[Structured figure records]
++++++++++

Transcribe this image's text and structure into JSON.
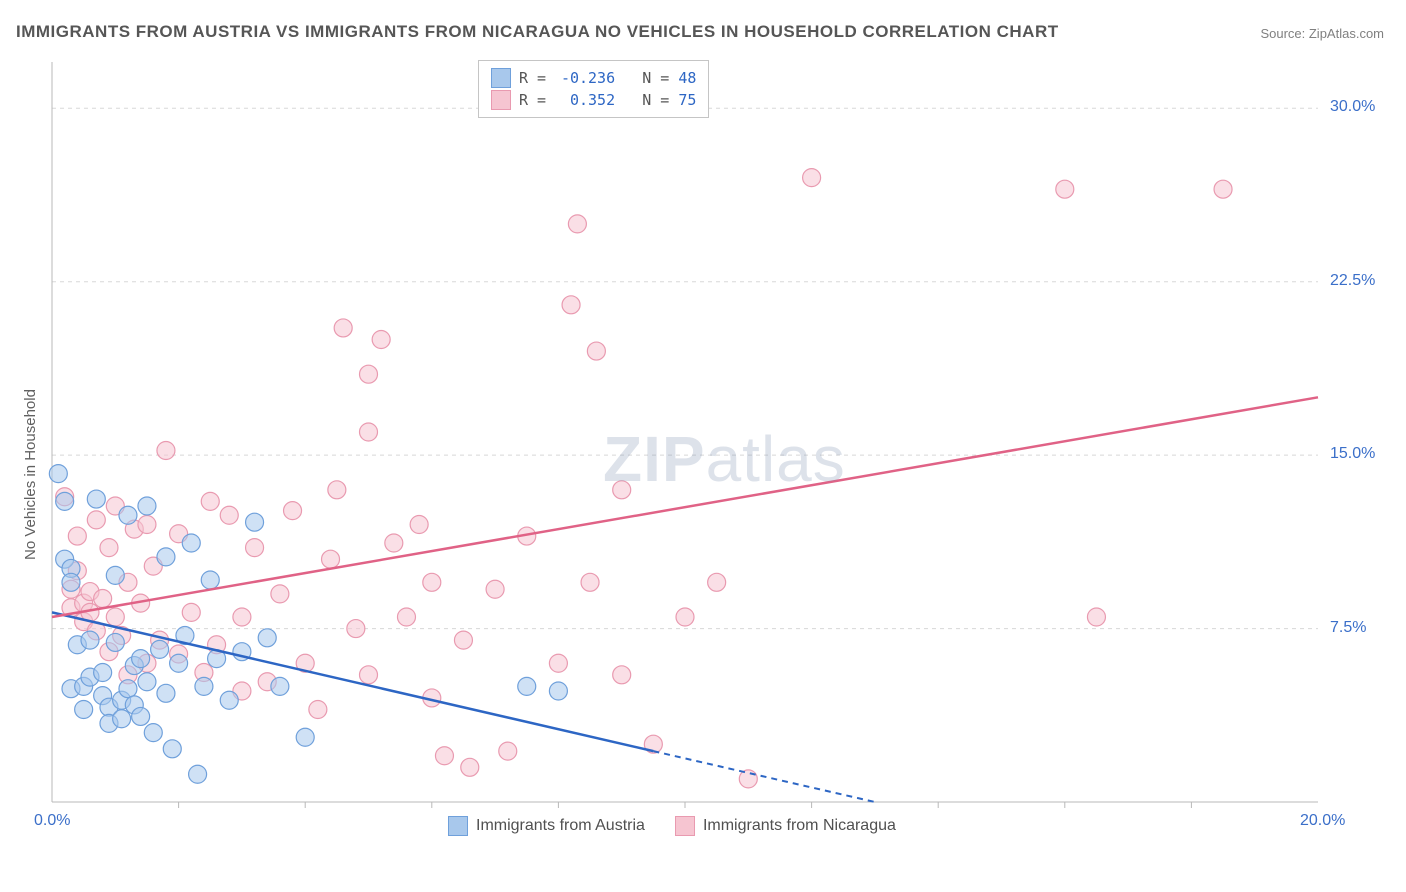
{
  "title": "IMMIGRANTS FROM AUSTRIA VS IMMIGRANTS FROM NICARAGUA NO VEHICLES IN HOUSEHOLD CORRELATION CHART",
  "source": "Source: ZipAtlas.com",
  "ylabel": "No Vehicles in Household",
  "watermark_a": "ZIP",
  "watermark_b": "atlas",
  "colors": {
    "series_a_fill": "#a8c8ec",
    "series_a_stroke": "#6fa0db",
    "series_a_line": "#2d66c4",
    "series_b_fill": "#f6c5d1",
    "series_b_stroke": "#e99ab0",
    "series_b_line": "#e06286",
    "grid": "#d8d8d8",
    "axis": "#b8b8b8",
    "tick_text": "#3b6fc9",
    "value_text": "#2d66c4"
  },
  "plot": {
    "x_range": [
      0,
      20
    ],
    "y_range": [
      0,
      32
    ],
    "x_ticks": [
      {
        "v": 0,
        "label": "0.0%"
      },
      {
        "v": 20,
        "label": "20.0%"
      }
    ],
    "y_ticks": [
      {
        "v": 7.5,
        "label": "7.5%"
      },
      {
        "v": 15,
        "label": "15.0%"
      },
      {
        "v": 22.5,
        "label": "22.5%"
      },
      {
        "v": 30,
        "label": "30.0%"
      }
    ],
    "x_minor": [
      2,
      4,
      6,
      8,
      10,
      12,
      14,
      16,
      18
    ],
    "marker_r": 9
  },
  "stats_legend": {
    "rows": [
      {
        "swatch": "a",
        "r": "-0.236",
        "n": "48"
      },
      {
        "swatch": "b",
        "r": "0.352",
        "n": "75"
      }
    ],
    "r_label": "R =",
    "n_label": "N ="
  },
  "bottom_legend": [
    {
      "swatch": "a",
      "label": "Immigrants from Austria"
    },
    {
      "swatch": "b",
      "label": "Immigrants from Nicaragua"
    }
  ],
  "series_a": {
    "trend": {
      "x1": 0,
      "y1": 8.2,
      "x2": 9.5,
      "y2": 2.2,
      "dash_to_x": 13.0,
      "dash_to_y": 0
    },
    "points": [
      [
        0.1,
        14.2
      ],
      [
        0.2,
        13.0
      ],
      [
        0.2,
        10.5
      ],
      [
        0.3,
        10.1
      ],
      [
        0.3,
        9.5
      ],
      [
        0.3,
        4.9
      ],
      [
        0.4,
        6.8
      ],
      [
        0.5,
        5.0
      ],
      [
        0.5,
        4.0
      ],
      [
        0.6,
        7.0
      ],
      [
        0.6,
        5.4
      ],
      [
        0.7,
        13.1
      ],
      [
        0.8,
        4.6
      ],
      [
        0.8,
        5.6
      ],
      [
        0.9,
        4.1
      ],
      [
        0.9,
        3.4
      ],
      [
        1.0,
        6.9
      ],
      [
        1.0,
        9.8
      ],
      [
        1.1,
        4.4
      ],
      [
        1.1,
        3.6
      ],
      [
        1.2,
        4.9
      ],
      [
        1.2,
        12.4
      ],
      [
        1.3,
        5.9
      ],
      [
        1.3,
        4.2
      ],
      [
        1.4,
        6.2
      ],
      [
        1.4,
        3.7
      ],
      [
        1.5,
        5.2
      ],
      [
        1.5,
        12.8
      ],
      [
        1.6,
        3.0
      ],
      [
        1.7,
        6.6
      ],
      [
        1.8,
        4.7
      ],
      [
        1.8,
        10.6
      ],
      [
        1.9,
        2.3
      ],
      [
        2.0,
        6.0
      ],
      [
        2.1,
        7.2
      ],
      [
        2.2,
        11.2
      ],
      [
        2.3,
        1.2
      ],
      [
        2.4,
        5.0
      ],
      [
        2.5,
        9.6
      ],
      [
        2.6,
        6.2
      ],
      [
        2.8,
        4.4
      ],
      [
        3.0,
        6.5
      ],
      [
        3.2,
        12.1
      ],
      [
        3.4,
        7.1
      ],
      [
        3.6,
        5.0
      ],
      [
        4.0,
        2.8
      ],
      [
        7.5,
        5.0
      ],
      [
        8.0,
        4.8
      ]
    ]
  },
  "series_b": {
    "trend": {
      "x1": 0,
      "y1": 8.0,
      "x2": 20,
      "y2": 17.5
    },
    "points": [
      [
        0.2,
        13.2
      ],
      [
        0.3,
        9.2
      ],
      [
        0.3,
        8.4
      ],
      [
        0.4,
        10.0
      ],
      [
        0.4,
        11.5
      ],
      [
        0.5,
        8.6
      ],
      [
        0.5,
        7.8
      ],
      [
        0.6,
        9.1
      ],
      [
        0.6,
        8.2
      ],
      [
        0.7,
        12.2
      ],
      [
        0.7,
        7.4
      ],
      [
        0.8,
        8.8
      ],
      [
        0.9,
        11.0
      ],
      [
        0.9,
        6.5
      ],
      [
        1.0,
        12.8
      ],
      [
        1.0,
        8.0
      ],
      [
        1.1,
        7.2
      ],
      [
        1.2,
        9.5
      ],
      [
        1.2,
        5.5
      ],
      [
        1.3,
        11.8
      ],
      [
        1.4,
        8.6
      ],
      [
        1.5,
        12.0
      ],
      [
        1.5,
        6.0
      ],
      [
        1.6,
        10.2
      ],
      [
        1.7,
        7.0
      ],
      [
        1.8,
        15.2
      ],
      [
        2.0,
        6.4
      ],
      [
        2.0,
        11.6
      ],
      [
        2.2,
        8.2
      ],
      [
        2.4,
        5.6
      ],
      [
        2.5,
        13.0
      ],
      [
        2.6,
        6.8
      ],
      [
        2.8,
        12.4
      ],
      [
        3.0,
        4.8
      ],
      [
        3.0,
        8.0
      ],
      [
        3.2,
        11.0
      ],
      [
        3.4,
        5.2
      ],
      [
        3.6,
        9.0
      ],
      [
        3.8,
        12.6
      ],
      [
        4.0,
        6.0
      ],
      [
        4.2,
        4.0
      ],
      [
        4.4,
        10.5
      ],
      [
        4.6,
        20.5
      ],
      [
        4.8,
        7.5
      ],
      [
        5.0,
        5.5
      ],
      [
        5.0,
        16.0
      ],
      [
        5.0,
        18.5
      ],
      [
        5.2,
        20.0
      ],
      [
        5.4,
        11.2
      ],
      [
        5.6,
        8.0
      ],
      [
        6.0,
        9.5
      ],
      [
        6.0,
        4.5
      ],
      [
        6.2,
        2.0
      ],
      [
        6.5,
        7.0
      ],
      [
        6.6,
        1.5
      ],
      [
        7.0,
        9.2
      ],
      [
        7.2,
        2.2
      ],
      [
        7.5,
        11.5
      ],
      [
        8.0,
        6.0
      ],
      [
        8.2,
        21.5
      ],
      [
        8.3,
        25.0
      ],
      [
        8.5,
        9.5
      ],
      [
        8.6,
        19.5
      ],
      [
        9.0,
        5.5
      ],
      [
        9.0,
        13.5
      ],
      [
        9.5,
        2.5
      ],
      [
        10.0,
        8.0
      ],
      [
        10.5,
        9.5
      ],
      [
        11.0,
        1.0
      ],
      [
        16.5,
        8.0
      ],
      [
        16.0,
        26.5
      ],
      [
        18.5,
        26.5
      ],
      [
        12.0,
        27.0
      ],
      [
        5.8,
        12.0
      ],
      [
        4.5,
        13.5
      ]
    ]
  }
}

++++++++++

**What is expected**
Output the full set of records above without changing a word, and drop the images.

**Exercise solution**
Transcribe this image's text and structure into JSON.
{
  "title": "IMMIGRANTS FROM AUSTRIA VS IMMIGRANTS FROM NICARAGUA NO VEHICLES IN HOUSEHOLD CORRELATION CHART",
  "source": "Source: ZipAtlas.com",
  "ylabel": "No Vehicles in Household",
  "watermark_a": "ZIP",
  "watermark_b": "atlas",
  "colors": {
    "series_a_fill": "#a8c8ec",
    "series_a_stroke": "#6fa0db",
    "series_a_line": "#2d66c4",
    "series_b_fill": "#f6c5d1",
    "series_b_stroke": "#e99ab0",
    "series_b_line": "#e06286",
    "grid": "#d8d8d8",
    "axis": "#b8b8b8",
    "tick_text": "#3b6fc9",
    "value_text": "#2d66c4"
  },
  "plot": {
    "x_range": [
      0,
      20
    ],
    "y_range": [
      0,
      32
    ],
    "x_ticks": [
      {
        "v": 0,
        "label": "0.0%"
      },
      {
        "v": 20,
        "label": "20.0%"
      }
    ],
    "y_ticks": [
      {
        "v": 7.5,
        "label": "7.5%"
      },
      {
        "v": 15,
        "label": "15.0%"
      },
      {
        "v": 22.5,
        "label": "22.5%"
      },
      {
        "v": 30,
        "label": "30.0%"
      }
    ],
    "x_minor": [
      2,
      4,
      6,
      8,
      10,
      12,
      14,
      16,
      18
    ],
    "marker_r": 9
  },
  "stats_legend": {
    "rows": [
      {
        "swatch": "a",
        "r": "-0.236",
        "n": "48"
      },
      {
        "swatch": "b",
        "r": "0.352",
        "n": "75"
      }
    ],
    "r_label": "R =",
    "n_label": "N ="
  },
  "bottom_legend": [
    {
      "swatch": "a",
      "label": "Immigrants from Austria"
    },
    {
      "swatch": "b",
      "label": "Immigrants from Nicaragua"
    }
  ],
  "series_a": {
    "trend": {
      "x1": 0,
      "y1": 8.2,
      "x2": 9.5,
      "y2": 2.2,
      "dash_to_x": 13.0,
      "dash_to_y": 0
    },
    "points": [
      [
        0.1,
        14.2
      ],
      [
        0.2,
        13.0
      ],
      [
        0.2,
        10.5
      ],
      [
        0.3,
        10.1
      ],
      [
        0.3,
        9.5
      ],
      [
        0.3,
        4.9
      ],
      [
        0.4,
        6.8
      ],
      [
        0.5,
        5.0
      ],
      [
        0.5,
        4.0
      ],
      [
        0.6,
        7.0
      ],
      [
        0.6,
        5.4
      ],
      [
        0.7,
        13.1
      ],
      [
        0.8,
        4.6
      ],
      [
        0.8,
        5.6
      ],
      [
        0.9,
        4.1
      ],
      [
        0.9,
        3.4
      ],
      [
        1.0,
        6.9
      ],
      [
        1.0,
        9.8
      ],
      [
        1.1,
        4.4
      ],
      [
        1.1,
        3.6
      ],
      [
        1.2,
        4.9
      ],
      [
        1.2,
        12.4
      ],
      [
        1.3,
        5.9
      ],
      [
        1.3,
        4.2
      ],
      [
        1.4,
        6.2
      ],
      [
        1.4,
        3.7
      ],
      [
        1.5,
        5.2
      ],
      [
        1.5,
        12.8
      ],
      [
        1.6,
        3.0
      ],
      [
        1.7,
        6.6
      ],
      [
        1.8,
        4.7
      ],
      [
        1.8,
        10.6
      ],
      [
        1.9,
        2.3
      ],
      [
        2.0,
        6.0
      ],
      [
        2.1,
        7.2
      ],
      [
        2.2,
        11.2
      ],
      [
        2.3,
        1.2
      ],
      [
        2.4,
        5.0
      ],
      [
        2.5,
        9.6
      ],
      [
        2.6,
        6.2
      ],
      [
        2.8,
        4.4
      ],
      [
        3.0,
        6.5
      ],
      [
        3.2,
        12.1
      ],
      [
        3.4,
        7.1
      ],
      [
        3.6,
        5.0
      ],
      [
        4.0,
        2.8
      ],
      [
        7.5,
        5.0
      ],
      [
        8.0,
        4.8
      ]
    ]
  },
  "series_b": {
    "trend": {
      "x1": 0,
      "y1": 8.0,
      "x2": 20,
      "y2": 17.5
    },
    "points": [
      [
        0.2,
        13.2
      ],
      [
        0.3,
        9.2
      ],
      [
        0.3,
        8.4
      ],
      [
        0.4,
        10.0
      ],
      [
        0.4,
        11.5
      ],
      [
        0.5,
        8.6
      ],
      [
        0.5,
        7.8
      ],
      [
        0.6,
        9.1
      ],
      [
        0.6,
        8.2
      ],
      [
        0.7,
        12.2
      ],
      [
        0.7,
        7.4
      ],
      [
        0.8,
        8.8
      ],
      [
        0.9,
        11.0
      ],
      [
        0.9,
        6.5
      ],
      [
        1.0,
        12.8
      ],
      [
        1.0,
        8.0
      ],
      [
        1.1,
        7.2
      ],
      [
        1.2,
        9.5
      ],
      [
        1.2,
        5.5
      ],
      [
        1.3,
        11.8
      ],
      [
        1.4,
        8.6
      ],
      [
        1.5,
        12.0
      ],
      [
        1.5,
        6.0
      ],
      [
        1.6,
        10.2
      ],
      [
        1.7,
        7.0
      ],
      [
        1.8,
        15.2
      ],
      [
        2.0,
        6.4
      ],
      [
        2.0,
        11.6
      ],
      [
        2.2,
        8.2
      ],
      [
        2.4,
        5.6
      ],
      [
        2.5,
        13.0
      ],
      [
        2.6,
        6.8
      ],
      [
        2.8,
        12.4
      ],
      [
        3.0,
        4.8
      ],
      [
        3.0,
        8.0
      ],
      [
        3.2,
        11.0
      ],
      [
        3.4,
        5.2
      ],
      [
        3.6,
        9.0
      ],
      [
        3.8,
        12.6
      ],
      [
        4.0,
        6.0
      ],
      [
        4.2,
        4.0
      ],
      [
        4.4,
        10.5
      ],
      [
        4.6,
        20.5
      ],
      [
        4.8,
        7.5
      ],
      [
        5.0,
        5.5
      ],
      [
        5.0,
        16.0
      ],
      [
        5.0,
        18.5
      ],
      [
        5.2,
        20.0
      ],
      [
        5.4,
        11.2
      ],
      [
        5.6,
        8.0
      ],
      [
        6.0,
        9.5
      ],
      [
        6.0,
        4.5
      ],
      [
        6.2,
        2.0
      ],
      [
        6.5,
        7.0
      ],
      [
        6.6,
        1.5
      ],
      [
        7.0,
        9.2
      ],
      [
        7.2,
        2.2
      ],
      [
        7.5,
        11.5
      ],
      [
        8.0,
        6.0
      ],
      [
        8.2,
        21.5
      ],
      [
        8.3,
        25.0
      ],
      [
        8.5,
        9.5
      ],
      [
        8.6,
        19.5
      ],
      [
        9.0,
        5.5
      ],
      [
        9.0,
        13.5
      ],
      [
        9.5,
        2.5
      ],
      [
        10.0,
        8.0
      ],
      [
        10.5,
        9.5
      ],
      [
        11.0,
        1.0
      ],
      [
        16.5,
        8.0
      ],
      [
        16.0,
        26.5
      ],
      [
        18.5,
        26.5
      ],
      [
        12.0,
        27.0
      ],
      [
        5.8,
        12.0
      ],
      [
        4.5,
        13.5
      ]
    ]
  }
}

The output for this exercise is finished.